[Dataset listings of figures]
[Begin]

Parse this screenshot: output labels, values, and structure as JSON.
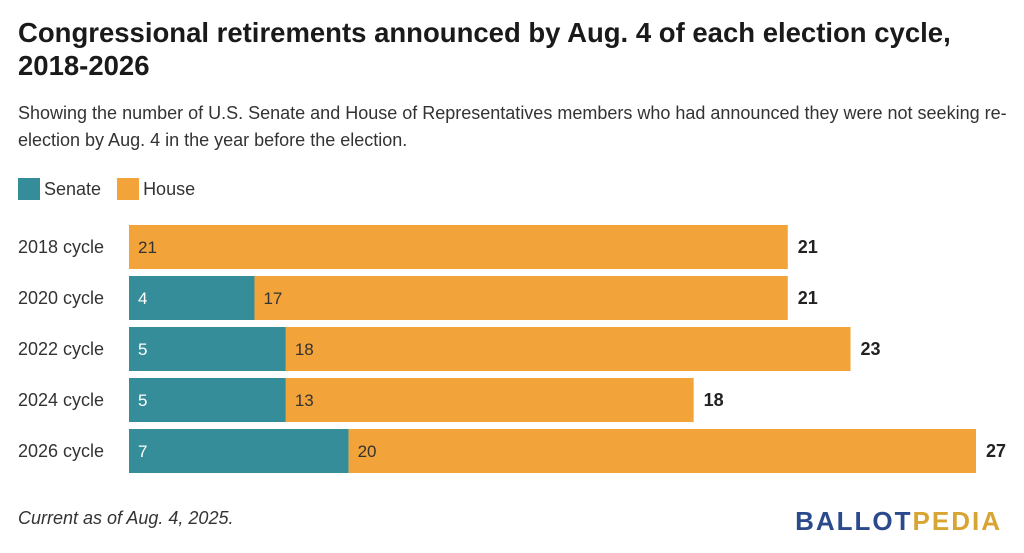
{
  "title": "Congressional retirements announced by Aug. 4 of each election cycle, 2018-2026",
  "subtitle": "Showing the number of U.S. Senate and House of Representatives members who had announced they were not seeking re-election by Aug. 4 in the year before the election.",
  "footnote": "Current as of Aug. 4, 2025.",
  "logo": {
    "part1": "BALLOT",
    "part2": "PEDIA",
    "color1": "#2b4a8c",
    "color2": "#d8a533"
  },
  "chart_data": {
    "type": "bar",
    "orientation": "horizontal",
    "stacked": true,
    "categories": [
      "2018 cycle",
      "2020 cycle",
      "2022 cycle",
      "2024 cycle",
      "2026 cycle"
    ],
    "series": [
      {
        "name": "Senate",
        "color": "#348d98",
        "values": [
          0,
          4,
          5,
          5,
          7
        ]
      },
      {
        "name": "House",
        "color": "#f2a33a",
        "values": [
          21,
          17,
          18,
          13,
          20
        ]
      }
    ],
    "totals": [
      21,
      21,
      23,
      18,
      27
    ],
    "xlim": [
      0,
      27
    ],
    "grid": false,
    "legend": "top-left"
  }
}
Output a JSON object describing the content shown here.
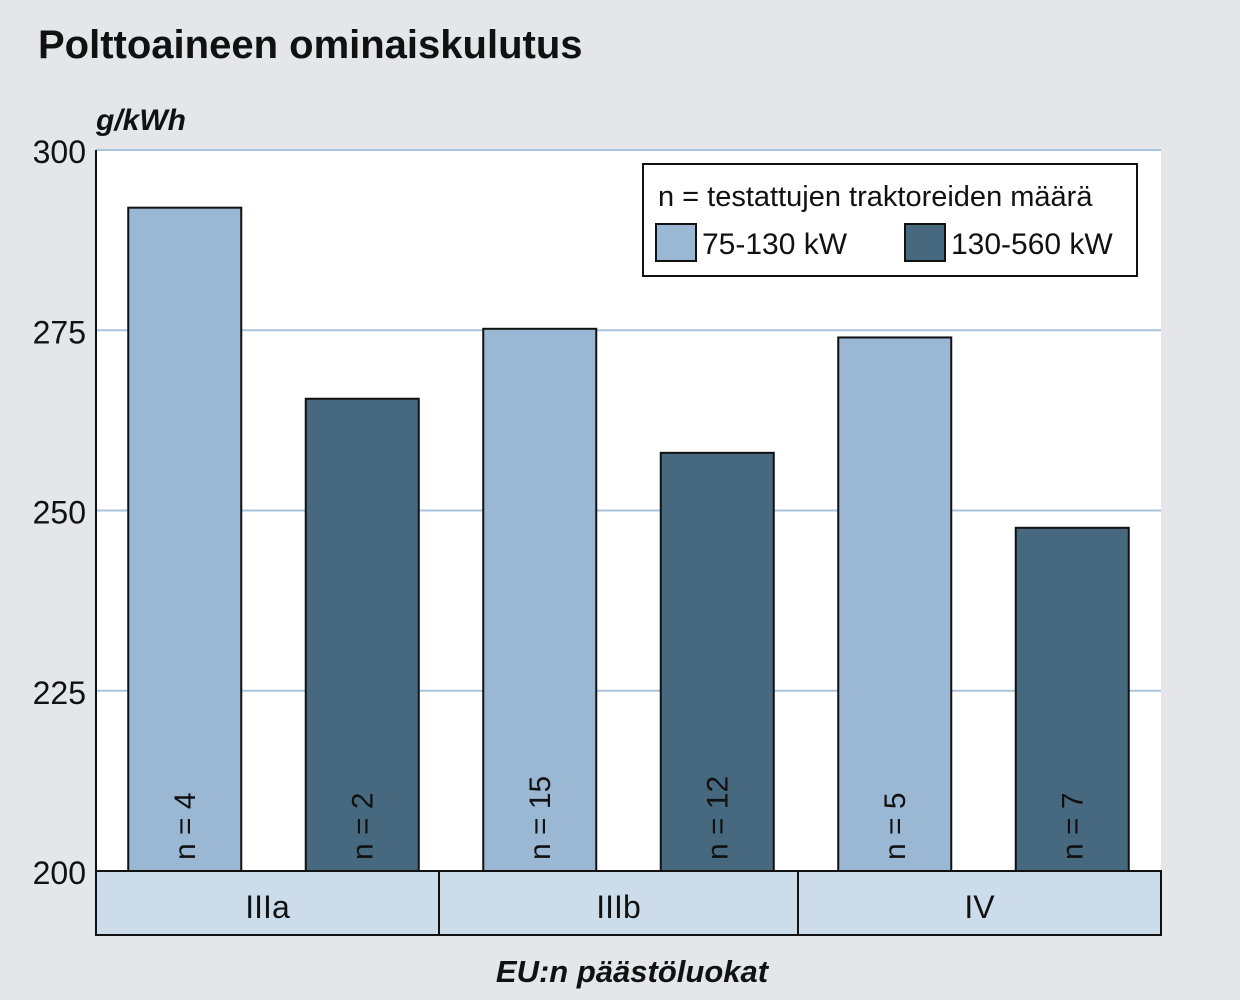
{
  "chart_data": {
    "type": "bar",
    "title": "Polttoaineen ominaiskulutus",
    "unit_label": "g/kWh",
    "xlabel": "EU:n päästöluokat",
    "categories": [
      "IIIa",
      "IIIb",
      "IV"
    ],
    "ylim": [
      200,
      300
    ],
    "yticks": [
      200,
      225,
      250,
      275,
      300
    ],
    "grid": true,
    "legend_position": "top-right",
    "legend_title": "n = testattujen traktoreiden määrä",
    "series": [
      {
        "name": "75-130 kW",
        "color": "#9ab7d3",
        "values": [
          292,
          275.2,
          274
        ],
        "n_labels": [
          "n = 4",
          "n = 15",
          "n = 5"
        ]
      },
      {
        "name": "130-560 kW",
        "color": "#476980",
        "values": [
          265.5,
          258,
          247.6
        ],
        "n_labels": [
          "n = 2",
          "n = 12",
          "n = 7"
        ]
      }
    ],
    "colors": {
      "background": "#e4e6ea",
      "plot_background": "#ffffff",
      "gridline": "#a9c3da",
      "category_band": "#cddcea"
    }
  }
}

[End]

THE REQUEST
Write out exactly the lines from the one containing "Output a JSON" to the last line of the records above, both included, and leave out any pictures.

TASK RESPONSE
Output a JSON object describing the content shown here.
{
  "chart_data": {
    "type": "bar",
    "title": "Polttoaineen ominaiskulutus",
    "unit_label": "g/kWh",
    "xlabel": "EU:n päästöluokat",
    "categories": [
      "IIIa",
      "IIIb",
      "IV"
    ],
    "ylim": [
      200,
      300
    ],
    "yticks": [
      200,
      225,
      250,
      275,
      300
    ],
    "grid": true,
    "legend_position": "top-right",
    "legend_title": "n = testattujen traktoreiden määrä",
    "series": [
      {
        "name": "75-130 kW",
        "color": "#9ab7d3",
        "values": [
          292,
          275.2,
          274
        ],
        "n_labels": [
          "n = 4",
          "n = 15",
          "n = 5"
        ]
      },
      {
        "name": "130-560 kW",
        "color": "#476980",
        "values": [
          265.5,
          258,
          247.6
        ],
        "n_labels": [
          "n = 2",
          "n = 12",
          "n = 7"
        ]
      }
    ],
    "colors": {
      "background": "#e4e6ea",
      "plot_background": "#ffffff",
      "gridline": "#a9c3da",
      "category_band": "#cddcea"
    }
  }
}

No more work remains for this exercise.